Challenges:
1 – Copy the records word for word, running from their first line through the line that contains "gradient-background [30, 30, 770, 770]".
2 – Continue the email message on references and citations from the point where it stops.

Citations
----- Original Message -----
From: "Ken Friedman" <[log in to unmask]>
To: <[log in to unmask]>
Sent: Friday, November 09, 2001 1:51 PM
Subject: References and citations
> Dear ADC-LTSN Colleagues,
>
> This post to another list will interest
> some subscribers here.
>
> If you'd like the two documents noted
> at the bottom, the offer applies to you
> as well.
>
> Warm wishes,
>
> Ken Friedman
>
>
>
> Dear Colleagues,
>
> We had a brief thread here last July about the issue of references
> and citations. I have been thinking on this since. This is an
> important issue in research training.
>
> This is more than formalism. Learning to manage references well
> involves developing specific skills and knowledge. These skills
> require systematic, critical use of the literature. Students who
> apply analytical skills to the literature of a field develop a deeper
> and more thorough understanding of the field than students who do
> not. What is true for students is true for doctoral candidates, for
> professional researchers and for scholars.
>
> This month, I refereed several papers for a conference on industrial
> design education. My experience mirrored past experiences with design
> research papers. Over the past year, I have reviewed papers for
> conferences, journals, and for books. One of the common problems I
> have noticed has been an inability to manage references.
>
> For this last batch, I wrote the proceedings editor to ask about the
> problem. Of give papers, one was outstanding despite a few formal
> flaws, two have good potential, one had possibilities, and one was
> impossibly bad.

Given records:
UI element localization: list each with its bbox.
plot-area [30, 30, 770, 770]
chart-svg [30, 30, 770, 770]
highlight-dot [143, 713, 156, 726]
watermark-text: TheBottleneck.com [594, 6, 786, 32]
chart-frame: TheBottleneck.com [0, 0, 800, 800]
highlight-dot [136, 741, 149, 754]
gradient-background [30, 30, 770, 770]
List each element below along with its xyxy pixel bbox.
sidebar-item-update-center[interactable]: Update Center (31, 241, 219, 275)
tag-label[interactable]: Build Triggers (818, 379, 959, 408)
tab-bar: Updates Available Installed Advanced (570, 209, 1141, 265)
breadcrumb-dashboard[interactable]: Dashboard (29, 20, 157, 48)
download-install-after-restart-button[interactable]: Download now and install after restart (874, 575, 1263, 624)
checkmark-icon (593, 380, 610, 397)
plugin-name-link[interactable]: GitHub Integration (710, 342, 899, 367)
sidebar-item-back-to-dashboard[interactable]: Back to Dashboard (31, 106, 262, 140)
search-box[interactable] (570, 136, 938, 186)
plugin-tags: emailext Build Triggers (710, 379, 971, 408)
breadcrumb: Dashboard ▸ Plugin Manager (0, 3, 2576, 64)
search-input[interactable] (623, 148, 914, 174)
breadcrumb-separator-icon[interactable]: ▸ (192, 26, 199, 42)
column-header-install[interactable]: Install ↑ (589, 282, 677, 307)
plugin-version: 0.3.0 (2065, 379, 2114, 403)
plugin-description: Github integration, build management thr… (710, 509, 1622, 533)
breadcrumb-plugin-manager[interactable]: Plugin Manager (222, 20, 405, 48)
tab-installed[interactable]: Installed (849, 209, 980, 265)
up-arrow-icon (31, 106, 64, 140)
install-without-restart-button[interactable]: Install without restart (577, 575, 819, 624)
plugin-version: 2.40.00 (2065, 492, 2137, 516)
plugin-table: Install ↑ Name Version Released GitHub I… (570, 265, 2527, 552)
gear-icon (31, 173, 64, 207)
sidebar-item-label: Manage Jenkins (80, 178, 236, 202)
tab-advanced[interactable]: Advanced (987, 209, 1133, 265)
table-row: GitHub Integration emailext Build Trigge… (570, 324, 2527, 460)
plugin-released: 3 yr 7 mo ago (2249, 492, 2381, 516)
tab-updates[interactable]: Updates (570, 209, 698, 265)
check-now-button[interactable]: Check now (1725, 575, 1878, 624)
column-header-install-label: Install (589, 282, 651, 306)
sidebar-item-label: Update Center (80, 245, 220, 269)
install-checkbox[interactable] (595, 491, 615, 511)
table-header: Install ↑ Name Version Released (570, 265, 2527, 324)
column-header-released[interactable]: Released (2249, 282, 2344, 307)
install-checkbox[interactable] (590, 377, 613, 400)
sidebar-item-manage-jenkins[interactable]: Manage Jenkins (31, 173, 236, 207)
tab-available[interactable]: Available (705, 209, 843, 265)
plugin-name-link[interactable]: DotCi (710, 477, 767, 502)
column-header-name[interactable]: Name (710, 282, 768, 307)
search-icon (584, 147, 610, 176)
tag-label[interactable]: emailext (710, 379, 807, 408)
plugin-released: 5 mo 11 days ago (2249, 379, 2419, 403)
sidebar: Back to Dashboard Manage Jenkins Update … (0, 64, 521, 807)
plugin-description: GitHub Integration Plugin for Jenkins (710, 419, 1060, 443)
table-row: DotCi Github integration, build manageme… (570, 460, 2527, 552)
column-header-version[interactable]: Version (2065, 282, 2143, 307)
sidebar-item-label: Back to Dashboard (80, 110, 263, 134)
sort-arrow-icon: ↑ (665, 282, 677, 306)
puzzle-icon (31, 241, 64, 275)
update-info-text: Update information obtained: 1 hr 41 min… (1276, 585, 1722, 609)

Solved tasks:
1 –
UI element localization: list each with its bbox.
plot-area [30, 30, 770, 770]
chart-svg [30, 30, 770, 770]
highlight-dot [143, 713, 156, 726]
watermark-text: TheBottleneck.com [594, 6, 786, 32]
chart-frame: TheBottleneck.com [0, 0, 800, 800]
highlight-dot [136, 741, 149, 754]
gradient-background [30, 30, 770, 770]

2 –
>
> The outstanding paper might get by without proper management of
> references. With them, it would be an excellent paper. More important
> - for the reasons I explain below - better management of references
> would make the paper more useful to readers. Better references help
> the writer to convey information to readers in a way that enables
> them to transform it more easily into effective knowledge.
>
> When I brought these issues to the editor's attention, I received an
> interesting reply. The editor's reply stated her experience that
> problems in design papers are common. All authors for this specific
> project received guidelines on format and how to manage references.
> Examples were given. Hardly, anyone followed the guidelines. The
> editor made a strong effort to get the organizers to agree that
> papers should be refereed to bring a more scholarly approach to the
> design disciplines. Even so, she had difficulty conveying the value
> of this approach to the designers involved in the conference. She
> even experienced difficulty explaining these issues to design
> educators.
>
> She noted that referencing is a serious problem for all papers in the
> book. She and her colleagues teach these skills in the research
> program within their own industrial design course. She notes that few
> design programs in academic institutions do so.
>
> I want to bring this issue forward to the readers of this list.
> Research training requires that these issues be given appropriate
> attention.
>
> The skills we teach to our students become the skills of our
> profession. They also become the skills that influence the growth of
> our field in the university context.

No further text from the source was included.